## Record excerpts:
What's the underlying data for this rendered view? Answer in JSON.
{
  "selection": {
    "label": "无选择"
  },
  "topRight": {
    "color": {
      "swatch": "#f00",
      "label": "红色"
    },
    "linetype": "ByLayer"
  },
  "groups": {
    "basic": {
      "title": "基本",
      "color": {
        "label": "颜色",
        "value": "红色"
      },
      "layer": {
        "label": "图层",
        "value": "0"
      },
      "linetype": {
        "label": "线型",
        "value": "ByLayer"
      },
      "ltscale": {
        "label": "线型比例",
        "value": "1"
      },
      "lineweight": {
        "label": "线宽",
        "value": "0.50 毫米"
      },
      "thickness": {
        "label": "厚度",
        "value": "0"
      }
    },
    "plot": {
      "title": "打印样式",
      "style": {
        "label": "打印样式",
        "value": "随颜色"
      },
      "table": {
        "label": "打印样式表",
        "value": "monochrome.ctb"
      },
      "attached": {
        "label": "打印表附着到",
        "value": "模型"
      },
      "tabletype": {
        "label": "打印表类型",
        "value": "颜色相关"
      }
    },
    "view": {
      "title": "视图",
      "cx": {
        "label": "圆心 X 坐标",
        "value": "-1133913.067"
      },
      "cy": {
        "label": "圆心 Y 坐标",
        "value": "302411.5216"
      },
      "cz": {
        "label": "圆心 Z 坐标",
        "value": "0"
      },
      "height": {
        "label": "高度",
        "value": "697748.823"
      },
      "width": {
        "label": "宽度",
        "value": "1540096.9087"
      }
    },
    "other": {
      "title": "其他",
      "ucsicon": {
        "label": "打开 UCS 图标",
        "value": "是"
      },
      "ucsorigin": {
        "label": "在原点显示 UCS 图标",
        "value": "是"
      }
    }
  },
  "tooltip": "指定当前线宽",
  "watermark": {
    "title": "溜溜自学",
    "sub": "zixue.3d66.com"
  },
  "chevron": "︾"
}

--

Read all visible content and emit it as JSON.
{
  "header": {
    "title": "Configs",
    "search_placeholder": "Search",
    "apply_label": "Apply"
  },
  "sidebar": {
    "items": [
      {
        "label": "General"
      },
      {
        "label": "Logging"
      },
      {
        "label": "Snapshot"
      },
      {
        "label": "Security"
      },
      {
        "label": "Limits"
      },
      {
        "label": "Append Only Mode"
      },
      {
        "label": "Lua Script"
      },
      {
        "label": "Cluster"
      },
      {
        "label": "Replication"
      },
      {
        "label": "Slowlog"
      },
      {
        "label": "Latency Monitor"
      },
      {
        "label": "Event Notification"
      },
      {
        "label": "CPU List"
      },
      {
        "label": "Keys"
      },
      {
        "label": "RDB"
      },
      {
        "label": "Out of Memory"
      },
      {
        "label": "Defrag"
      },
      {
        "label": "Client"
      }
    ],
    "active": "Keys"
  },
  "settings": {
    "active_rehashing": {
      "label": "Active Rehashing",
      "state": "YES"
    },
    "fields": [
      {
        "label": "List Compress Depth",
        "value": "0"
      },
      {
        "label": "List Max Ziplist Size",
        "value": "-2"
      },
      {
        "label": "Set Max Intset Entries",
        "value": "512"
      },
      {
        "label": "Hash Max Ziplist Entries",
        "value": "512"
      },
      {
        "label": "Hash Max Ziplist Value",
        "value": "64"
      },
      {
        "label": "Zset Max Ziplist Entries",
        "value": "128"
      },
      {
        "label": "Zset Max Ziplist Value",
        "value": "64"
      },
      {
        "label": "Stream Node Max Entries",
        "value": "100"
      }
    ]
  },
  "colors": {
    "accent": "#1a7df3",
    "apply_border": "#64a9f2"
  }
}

## Task to complete:
Identify and copy lines that hold the string "Entries".

## The solution:
        "label": "Set Max Intset Entries",
        "label": "Hash Max Ziplist Entries",
        "label": "Zset Max Ziplist Entries",
        "label": "Stream Node Max Entries",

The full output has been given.